The problem:
Check each line of the entries below for the string "Administrative"; copy every line where it appears.
•••
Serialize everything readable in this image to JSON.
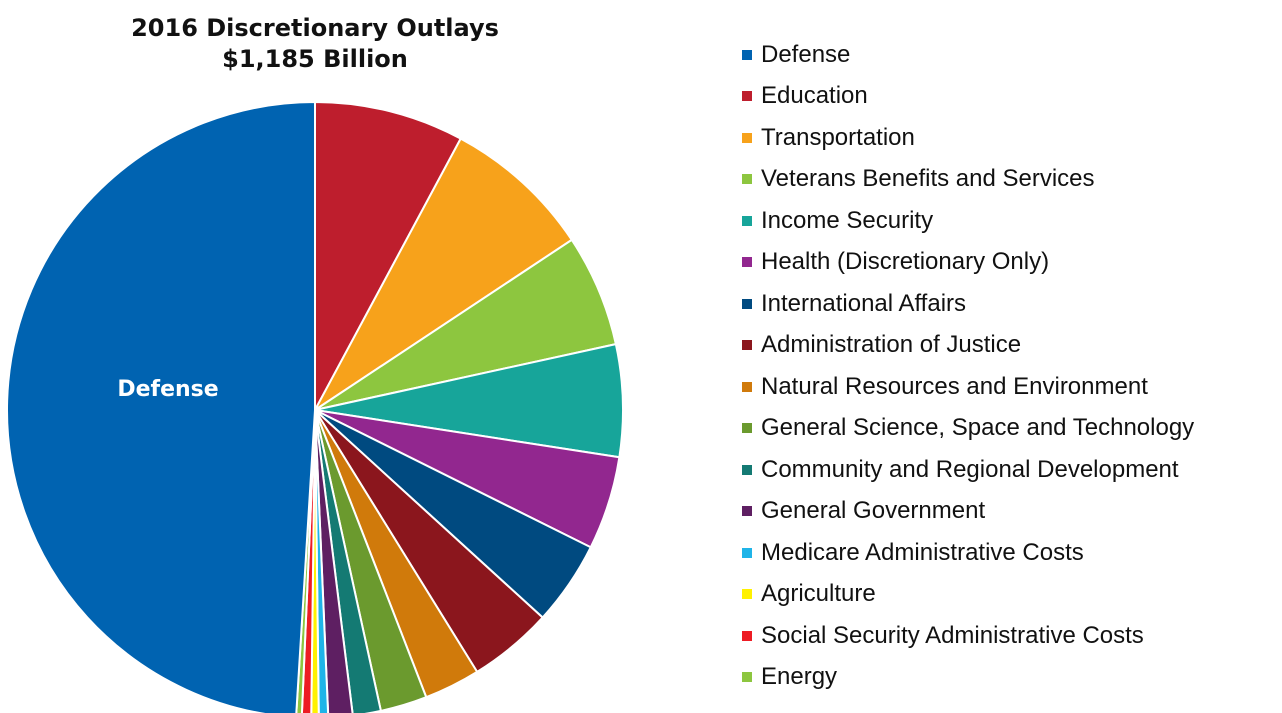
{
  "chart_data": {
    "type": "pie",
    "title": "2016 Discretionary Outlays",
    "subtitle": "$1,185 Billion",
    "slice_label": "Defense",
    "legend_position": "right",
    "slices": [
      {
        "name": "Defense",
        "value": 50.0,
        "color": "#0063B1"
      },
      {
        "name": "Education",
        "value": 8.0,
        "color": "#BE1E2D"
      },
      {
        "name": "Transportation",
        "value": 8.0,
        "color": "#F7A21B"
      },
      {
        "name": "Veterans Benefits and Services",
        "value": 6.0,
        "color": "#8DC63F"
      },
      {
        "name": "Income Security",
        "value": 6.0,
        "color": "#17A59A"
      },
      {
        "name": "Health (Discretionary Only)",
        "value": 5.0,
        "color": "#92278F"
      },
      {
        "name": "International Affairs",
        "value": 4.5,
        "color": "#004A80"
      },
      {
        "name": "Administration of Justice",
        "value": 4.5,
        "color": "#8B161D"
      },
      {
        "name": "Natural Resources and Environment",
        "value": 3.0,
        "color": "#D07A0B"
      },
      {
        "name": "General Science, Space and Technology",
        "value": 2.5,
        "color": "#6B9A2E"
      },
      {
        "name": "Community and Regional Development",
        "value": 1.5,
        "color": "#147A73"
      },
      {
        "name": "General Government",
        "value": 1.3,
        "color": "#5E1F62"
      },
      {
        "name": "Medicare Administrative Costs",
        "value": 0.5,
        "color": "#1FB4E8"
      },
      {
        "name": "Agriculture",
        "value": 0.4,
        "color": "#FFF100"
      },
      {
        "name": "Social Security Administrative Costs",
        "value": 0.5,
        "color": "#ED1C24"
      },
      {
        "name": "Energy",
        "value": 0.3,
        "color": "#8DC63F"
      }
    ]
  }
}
•••
In response:
        "name": "Medicare Administrative Costs",
        "name": "Social Security Administrative Costs",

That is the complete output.